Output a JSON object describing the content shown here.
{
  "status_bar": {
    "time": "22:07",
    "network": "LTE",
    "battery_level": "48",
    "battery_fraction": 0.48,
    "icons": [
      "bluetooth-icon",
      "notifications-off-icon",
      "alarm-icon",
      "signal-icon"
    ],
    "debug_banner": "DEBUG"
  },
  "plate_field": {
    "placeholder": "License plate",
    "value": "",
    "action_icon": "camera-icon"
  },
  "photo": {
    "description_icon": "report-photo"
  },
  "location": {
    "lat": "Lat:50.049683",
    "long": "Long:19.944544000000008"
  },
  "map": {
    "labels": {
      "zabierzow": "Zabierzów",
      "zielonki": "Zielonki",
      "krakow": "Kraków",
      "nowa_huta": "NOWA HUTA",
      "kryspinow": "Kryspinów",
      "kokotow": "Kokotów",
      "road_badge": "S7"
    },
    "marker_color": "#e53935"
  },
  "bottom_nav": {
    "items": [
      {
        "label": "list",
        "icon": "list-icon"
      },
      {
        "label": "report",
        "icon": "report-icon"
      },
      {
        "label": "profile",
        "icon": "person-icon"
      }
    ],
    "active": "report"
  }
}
○ ○ ○ ○
- PROBLEM STATEMENT -
Reproduce each entry above exactly, keeping every word.

- RESULT OF THIS TASK -
Output a JSON object describing the content shown here.
{
  "status_bar": {
    "time": "22:07",
    "network": "LTE",
    "battery_level": "48",
    "battery_fraction": 0.48,
    "icons": [
      "bluetooth-icon",
      "notifications-off-icon",
      "alarm-icon",
      "signal-icon"
    ],
    "debug_banner": "DEBUG"
  },
  "plate_field": {
    "placeholder": "License plate",
    "value": "",
    "action_icon": "camera-icon"
  },
  "photo": {
    "description_icon": "report-photo"
  },
  "location": {
    "lat": "Lat:50.049683",
    "long": "Long:19.944544000000008"
  },
  "map": {
    "labels": {
      "zabierzow": "Zabierzów",
      "zielonki": "Zielonki",
      "krakow": "Kraków",
      "nowa_huta": "NOWA HUTA",
      "kryspinow": "Kryspinów",
      "kokotow": "Kokotów",
      "road_badge": "S7"
    },
    "marker_color": "#e53935"
  },
  "bottom_nav": {
    "items": [
      {
        "label": "list",
        "icon": "list-icon"
      },
      {
        "label": "report",
        "icon": "report-icon"
      },
      {
        "label": "profile",
        "icon": "person-icon"
      }
    ],
    "active": "report"
  }
}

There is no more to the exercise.